Requirement: Find all lines in the records that include the word "quando", and copy them out.

Exercise materials:
---

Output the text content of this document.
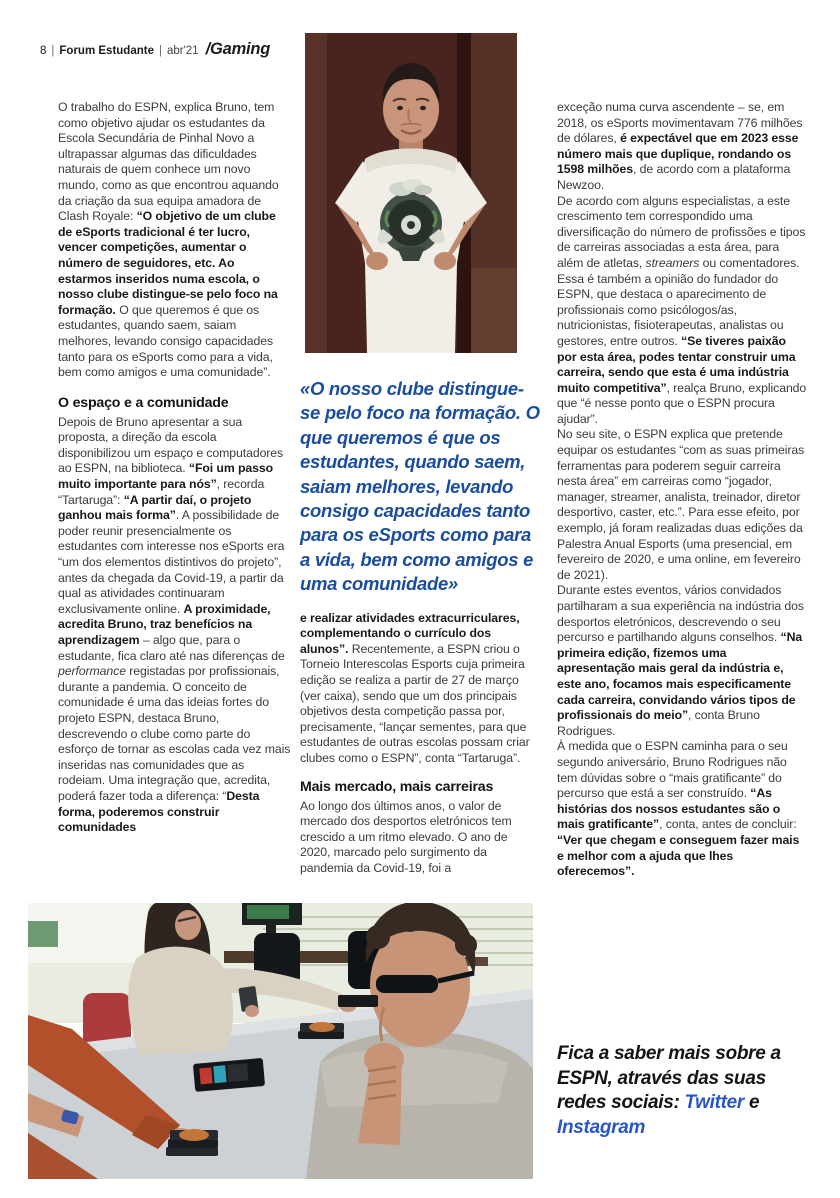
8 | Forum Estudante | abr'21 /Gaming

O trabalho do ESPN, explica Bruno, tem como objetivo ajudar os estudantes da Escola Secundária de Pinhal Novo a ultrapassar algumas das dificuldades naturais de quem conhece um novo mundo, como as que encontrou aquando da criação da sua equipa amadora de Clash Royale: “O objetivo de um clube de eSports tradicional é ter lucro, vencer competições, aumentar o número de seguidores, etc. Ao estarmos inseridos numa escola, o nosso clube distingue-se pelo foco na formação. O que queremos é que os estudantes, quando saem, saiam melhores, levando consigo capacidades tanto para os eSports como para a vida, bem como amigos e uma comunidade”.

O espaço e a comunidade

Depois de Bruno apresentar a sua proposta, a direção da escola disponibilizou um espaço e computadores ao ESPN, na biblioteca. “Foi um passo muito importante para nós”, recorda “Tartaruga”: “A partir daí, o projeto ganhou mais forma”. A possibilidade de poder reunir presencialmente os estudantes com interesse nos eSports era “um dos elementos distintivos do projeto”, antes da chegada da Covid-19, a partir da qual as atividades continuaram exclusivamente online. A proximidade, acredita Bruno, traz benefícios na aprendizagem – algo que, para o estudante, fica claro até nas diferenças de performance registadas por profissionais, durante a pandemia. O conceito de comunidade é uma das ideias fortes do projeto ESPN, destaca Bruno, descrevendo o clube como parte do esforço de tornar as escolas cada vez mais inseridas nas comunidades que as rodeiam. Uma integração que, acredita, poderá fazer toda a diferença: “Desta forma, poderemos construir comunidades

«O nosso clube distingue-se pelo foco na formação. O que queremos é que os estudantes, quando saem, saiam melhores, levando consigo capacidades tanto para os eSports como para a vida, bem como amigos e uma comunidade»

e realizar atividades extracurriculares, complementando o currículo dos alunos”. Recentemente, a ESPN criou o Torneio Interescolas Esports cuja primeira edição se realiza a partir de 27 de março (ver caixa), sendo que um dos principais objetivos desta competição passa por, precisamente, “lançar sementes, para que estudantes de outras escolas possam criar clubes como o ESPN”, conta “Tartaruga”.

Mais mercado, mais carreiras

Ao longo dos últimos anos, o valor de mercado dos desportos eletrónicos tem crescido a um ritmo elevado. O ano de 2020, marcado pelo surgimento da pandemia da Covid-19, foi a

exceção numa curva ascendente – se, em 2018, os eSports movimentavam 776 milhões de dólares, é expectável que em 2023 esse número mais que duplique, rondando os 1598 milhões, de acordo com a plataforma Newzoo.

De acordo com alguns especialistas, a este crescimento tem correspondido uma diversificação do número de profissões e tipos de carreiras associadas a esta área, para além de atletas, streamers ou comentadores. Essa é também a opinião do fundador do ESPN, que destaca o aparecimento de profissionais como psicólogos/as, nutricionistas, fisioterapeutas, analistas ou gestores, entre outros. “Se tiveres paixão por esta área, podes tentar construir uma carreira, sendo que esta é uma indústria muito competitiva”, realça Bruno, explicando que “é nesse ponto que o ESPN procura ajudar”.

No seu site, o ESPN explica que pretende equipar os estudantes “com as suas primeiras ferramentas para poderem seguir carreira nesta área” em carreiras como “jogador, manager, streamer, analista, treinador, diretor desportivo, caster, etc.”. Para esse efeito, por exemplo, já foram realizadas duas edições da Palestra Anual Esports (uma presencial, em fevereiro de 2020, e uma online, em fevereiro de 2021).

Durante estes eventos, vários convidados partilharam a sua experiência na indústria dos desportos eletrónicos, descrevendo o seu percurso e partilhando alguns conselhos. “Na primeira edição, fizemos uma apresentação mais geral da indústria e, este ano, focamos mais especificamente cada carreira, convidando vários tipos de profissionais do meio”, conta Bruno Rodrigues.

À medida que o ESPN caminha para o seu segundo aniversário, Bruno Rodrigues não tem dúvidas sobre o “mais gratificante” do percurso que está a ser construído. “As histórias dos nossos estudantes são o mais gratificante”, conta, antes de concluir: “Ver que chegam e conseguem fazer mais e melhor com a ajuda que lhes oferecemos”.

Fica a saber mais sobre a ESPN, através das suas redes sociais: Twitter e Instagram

---

Complete response:
O trabalho do ESPN, explica Bruno, tem como objetivo ajudar os estudantes da Escola Secundária de Pinhal Novo a ultrapassar algumas das dificuldades naturais de quem conhece um novo mundo, como as que encontrou aquando da criação da sua equipa amadora de Clash Royale: “O objetivo de um clube de eSports tradicional é ter lucro, vencer competições, aumentar o número de seguidores, etc. Ao estarmos inseridos numa escola, o nosso clube distingue-se pelo foco na formação. O que queremos é que os estudantes, quando saem, saiam melhores, levando consigo capacidades tanto para os eSports como para a vida, bem como amigos e uma comunidade”.
«O nosso clube distingue-se pelo foco na formação. O que queremos é que os estudantes, quando saem, saiam melhores, levando consigo capacidades tanto para os eSports como para a vida, bem como amigos e uma comunidade»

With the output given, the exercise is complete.